--- BEGIN RECORDS FOR THIS EXERCISE ---

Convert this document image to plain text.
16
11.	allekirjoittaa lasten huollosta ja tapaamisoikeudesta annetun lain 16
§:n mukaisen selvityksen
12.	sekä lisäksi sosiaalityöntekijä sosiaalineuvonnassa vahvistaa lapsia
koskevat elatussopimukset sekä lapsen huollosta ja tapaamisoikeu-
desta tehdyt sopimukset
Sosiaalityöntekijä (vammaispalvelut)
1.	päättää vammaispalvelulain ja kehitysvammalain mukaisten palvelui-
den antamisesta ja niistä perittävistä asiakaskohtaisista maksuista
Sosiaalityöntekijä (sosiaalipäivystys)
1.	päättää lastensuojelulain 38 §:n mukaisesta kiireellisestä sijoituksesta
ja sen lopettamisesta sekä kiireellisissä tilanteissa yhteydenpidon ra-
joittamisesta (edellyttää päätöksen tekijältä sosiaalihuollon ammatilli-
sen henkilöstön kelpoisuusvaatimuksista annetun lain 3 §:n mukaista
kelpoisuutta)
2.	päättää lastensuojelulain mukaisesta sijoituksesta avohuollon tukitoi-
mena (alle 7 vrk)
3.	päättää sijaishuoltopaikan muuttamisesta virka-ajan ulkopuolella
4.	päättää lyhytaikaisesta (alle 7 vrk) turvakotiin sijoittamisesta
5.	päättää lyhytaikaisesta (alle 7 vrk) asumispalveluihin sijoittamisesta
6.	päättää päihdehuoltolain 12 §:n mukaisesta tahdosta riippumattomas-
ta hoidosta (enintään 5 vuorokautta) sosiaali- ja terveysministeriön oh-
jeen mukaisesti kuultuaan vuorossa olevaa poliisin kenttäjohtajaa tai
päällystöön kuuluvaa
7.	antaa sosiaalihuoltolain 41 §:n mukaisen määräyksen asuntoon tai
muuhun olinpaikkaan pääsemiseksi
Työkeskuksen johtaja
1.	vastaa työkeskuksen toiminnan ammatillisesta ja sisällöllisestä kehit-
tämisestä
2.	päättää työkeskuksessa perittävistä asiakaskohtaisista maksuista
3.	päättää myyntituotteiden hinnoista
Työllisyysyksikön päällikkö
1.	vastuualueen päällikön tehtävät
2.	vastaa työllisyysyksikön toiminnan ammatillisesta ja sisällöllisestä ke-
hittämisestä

--- END RECORDS FOR THIS EXERCISE ---

* [WORK REQUIRED] Output all of the data above without any alteration.

* [FULL SOLUTION]
Convert this document image to plain text.
16
11.	allekirjoittaa lasten huollosta ja tapaamisoikeudesta annetun lain 16
§:n mukaisen selvityksen
12.	sekä lisäksi sosiaalityöntekijä sosiaalineuvonnassa vahvistaa lapsia
koskevat elatussopimukset sekä lapsen huollosta ja tapaamisoikeu-
desta tehdyt sopimukset
Sosiaalityöntekijä (vammaispalvelut)
1.	päättää vammaispalvelulain ja kehitysvammalain mukaisten palvelui-
den antamisesta ja niistä perittävistä asiakaskohtaisista maksuista
Sosiaalityöntekijä (sosiaalipäivystys)
1.	päättää lastensuojelulain 38 §:n mukaisesta kiireellisestä sijoituksesta
ja sen lopettamisesta sekä kiireellisissä tilanteissa yhteydenpidon ra-
joittamisesta (edellyttää päätöksen tekijältä sosiaalihuollon ammatilli-
sen henkilöstön kelpoisuusvaatimuksista annetun lain 3 §:n mukaista
kelpoisuutta)
2.	päättää lastensuojelulain mukaisesta sijoituksesta avohuollon tukitoi-
mena (alle 7 vrk)
3.	päättää sijaishuoltopaikan muuttamisesta virka-ajan ulkopuolella
4.	päättää lyhytaikaisesta (alle 7 vrk) turvakotiin sijoittamisesta
5.	päättää lyhytaikaisesta (alle 7 vrk) asumispalveluihin sijoittamisesta
6.	päättää päihdehuoltolain 12 §:n mukaisesta tahdosta riippumattomas-
ta hoidosta (enintään 5 vuorokautta) sosiaali- ja terveysministeriön oh-
jeen mukaisesti kuultuaan vuorossa olevaa poliisin kenttäjohtajaa tai
päällystöön kuuluvaa
7.	antaa sosiaalihuoltolain 41 §:n mukaisen määräyksen asuntoon tai
muuhun olinpaikkaan pääsemiseksi
Työkeskuksen johtaja
1.	vastaa työkeskuksen toiminnan ammatillisesta ja sisällöllisestä kehit-
tämisestä
2.	päättää työkeskuksessa perittävistä asiakaskohtaisista maksuista
3.	päättää myyntituotteiden hinnoista
Työllisyysyksikön päällikkö
1.	vastuualueen päällikön tehtävät
2.	vastaa työllisyysyksikön toiminnan ammatillisesta ja sisällöllisestä ke-
hittämisestä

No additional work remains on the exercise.